Quote all of the data below exactly, please.

DATA PROVIDED:

+ + + + + + +

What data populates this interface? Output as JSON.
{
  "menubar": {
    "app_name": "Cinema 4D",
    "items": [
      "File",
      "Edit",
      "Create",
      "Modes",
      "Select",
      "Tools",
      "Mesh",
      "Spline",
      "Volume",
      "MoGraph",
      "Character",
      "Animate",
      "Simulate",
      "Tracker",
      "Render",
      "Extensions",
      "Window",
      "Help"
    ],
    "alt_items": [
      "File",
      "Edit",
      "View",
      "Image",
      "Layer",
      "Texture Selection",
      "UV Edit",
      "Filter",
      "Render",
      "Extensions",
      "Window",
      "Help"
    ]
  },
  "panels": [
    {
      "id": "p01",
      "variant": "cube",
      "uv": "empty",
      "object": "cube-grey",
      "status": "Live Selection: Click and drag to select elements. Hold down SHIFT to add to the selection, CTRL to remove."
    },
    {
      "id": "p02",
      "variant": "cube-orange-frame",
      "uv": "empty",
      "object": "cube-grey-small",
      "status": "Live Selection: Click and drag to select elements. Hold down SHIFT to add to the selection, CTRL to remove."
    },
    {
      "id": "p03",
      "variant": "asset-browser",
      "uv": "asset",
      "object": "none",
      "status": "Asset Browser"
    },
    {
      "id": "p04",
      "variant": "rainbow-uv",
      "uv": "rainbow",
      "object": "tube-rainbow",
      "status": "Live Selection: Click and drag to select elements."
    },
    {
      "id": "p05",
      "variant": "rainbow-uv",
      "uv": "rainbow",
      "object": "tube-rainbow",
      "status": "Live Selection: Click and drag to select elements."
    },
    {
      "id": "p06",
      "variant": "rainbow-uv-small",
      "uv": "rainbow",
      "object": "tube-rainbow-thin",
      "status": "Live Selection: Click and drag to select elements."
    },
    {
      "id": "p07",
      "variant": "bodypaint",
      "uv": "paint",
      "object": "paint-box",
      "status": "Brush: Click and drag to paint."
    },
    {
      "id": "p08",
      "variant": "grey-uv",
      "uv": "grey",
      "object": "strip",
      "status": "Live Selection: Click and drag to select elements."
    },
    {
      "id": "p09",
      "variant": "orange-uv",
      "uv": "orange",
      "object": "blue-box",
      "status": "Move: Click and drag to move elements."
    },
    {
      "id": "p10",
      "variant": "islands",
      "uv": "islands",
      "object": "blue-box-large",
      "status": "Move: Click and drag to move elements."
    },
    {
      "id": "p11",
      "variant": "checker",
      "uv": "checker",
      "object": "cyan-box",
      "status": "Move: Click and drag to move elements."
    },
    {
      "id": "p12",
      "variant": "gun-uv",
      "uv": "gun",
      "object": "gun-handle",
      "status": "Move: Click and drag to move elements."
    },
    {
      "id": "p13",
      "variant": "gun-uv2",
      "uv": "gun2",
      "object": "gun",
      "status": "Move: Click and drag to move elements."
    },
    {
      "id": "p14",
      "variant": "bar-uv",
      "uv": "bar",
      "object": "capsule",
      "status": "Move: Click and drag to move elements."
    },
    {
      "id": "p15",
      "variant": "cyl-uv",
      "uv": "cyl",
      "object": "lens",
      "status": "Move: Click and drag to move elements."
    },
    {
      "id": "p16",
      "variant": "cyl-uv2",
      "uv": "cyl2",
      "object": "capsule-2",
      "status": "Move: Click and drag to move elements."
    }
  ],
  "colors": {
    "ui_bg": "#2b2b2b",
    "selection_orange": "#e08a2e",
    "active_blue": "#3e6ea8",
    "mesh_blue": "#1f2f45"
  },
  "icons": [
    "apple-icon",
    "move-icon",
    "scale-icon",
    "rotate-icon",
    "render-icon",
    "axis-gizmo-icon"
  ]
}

+ + + + + + +

OUTPUT BELOW:
What data populates this interface? Output as JSON.
{
  "menubar": {
    "app_name": "Cinema 4D",
    "items": [
      "File",
      "Edit",
      "Create",
      "Modes",
      "Select",
      "Tools",
      "Mesh",
      "Spline",
      "Volume",
      "MoGraph",
      "Character",
      "Animate",
      "Simulate",
      "Tracker",
      "Render",
      "Extensions",
      "Window",
      "Help"
    ],
    "alt_items": [
      "File",
      "Edit",
      "View",
      "Image",
      "Layer",
      "Texture Selection",
      "UV Edit",
      "Filter",
      "Render",
      "Extensions",
      "Window",
      "Help"
    ]
  },
  "panels": [
    {
      "id": "p01",
      "variant": "cube",
      "uv": "empty",
      "object": "cube-grey",
      "status": "Live Selection: Click and drag to select elements. Hold down SHIFT to add to the selection, CTRL to remove."
    },
    {
      "id": "p02",
      "variant": "cube-orange-frame",
      "uv": "empty",
      "object": "cube-grey-small",
      "status": "Live Selection: Click and drag to select elements. Hold down SHIFT to add to the selection, CTRL to remove."
    },
    {
      "id": "p03",
      "variant": "asset-browser",
      "uv": "asset",
      "object": "none",
      "status": "Asset Browser"
    },
    {
      "id": "p04",
      "variant": "rainbow-uv",
      "uv": "rainbow",
      "object": "tube-rainbow",
      "status": "Live Selection: Click and drag to select elements."
    },
    {
      "id": "p05",
      "variant": "rainbow-uv",
      "uv": "rainbow",
      "object": "tube-rainbow",
      "status": "Live Selection: Click and drag to select elements."
    },
    {
      "id": "p06",
      "variant": "rainbow-uv-small",
      "uv": "rainbow",
      "object": "tube-rainbow-thin",
      "status": "Live Selection: Click and drag to select elements."
    },
    {
      "id": "p07",
      "variant": "bodypaint",
      "uv": "paint",
      "object": "paint-box",
      "status": "Brush: Click and drag to paint."
    },
    {
      "id": "p08",
      "variant": "grey-uv",
      "uv": "grey",
      "object": "strip",
      "status": "Live Selection: Click and drag to select elements."
    },
    {
      "id": "p09",
      "variant": "orange-uv",
      "uv": "orange",
      "object": "blue-box",
      "status": "Move: Click and drag to move elements."
    },
    {
      "id": "p10",
      "variant": "islands",
      "uv": "islands",
      "object": "blue-box-large",
      "status": "Move: Click and drag to move elements."
    },
    {
      "id": "p11",
      "variant": "checker",
      "uv": "checker",
      "object": "cyan-box",
      "status": "Move: Click and drag to move elements."
    },
    {
      "id": "p12",
      "variant": "gun-uv",
      "uv": "gun",
      "object": "gun-handle",
      "status": "Move: Click and drag to move elements."
    },
    {
      "id": "p13",
      "variant": "gun-uv2",
      "uv": "gun2",
      "object": "gun",
      "status": "Move: Click and drag to move elements."
    },
    {
      "id": "p14",
      "variant": "bar-uv",
      "uv": "bar",
      "object": "capsule",
      "status": "Move: Click and drag to move elements."
    },
    {
      "id": "p15",
      "variant": "cyl-uv",
      "uv": "cyl",
      "object": "lens",
      "status": "Move: Click and drag to move elements."
    },
    {
      "id": "p16",
      "variant": "cyl-uv2",
      "uv": "cyl2",
      "object": "capsule-2",
      "status": "Move: Click and drag to move elements."
    }
  ],
  "colors": {
    "ui_bg": "#2b2b2b",
    "selection_orange": "#e08a2e",
    "active_blue": "#3e6ea8",
    "mesh_blue": "#1f2f45"
  },
  "icons": [
    "apple-icon",
    "move-icon",
    "scale-icon",
    "rotate-icon",
    "render-icon",
    "axis-gizmo-icon"
  ]
}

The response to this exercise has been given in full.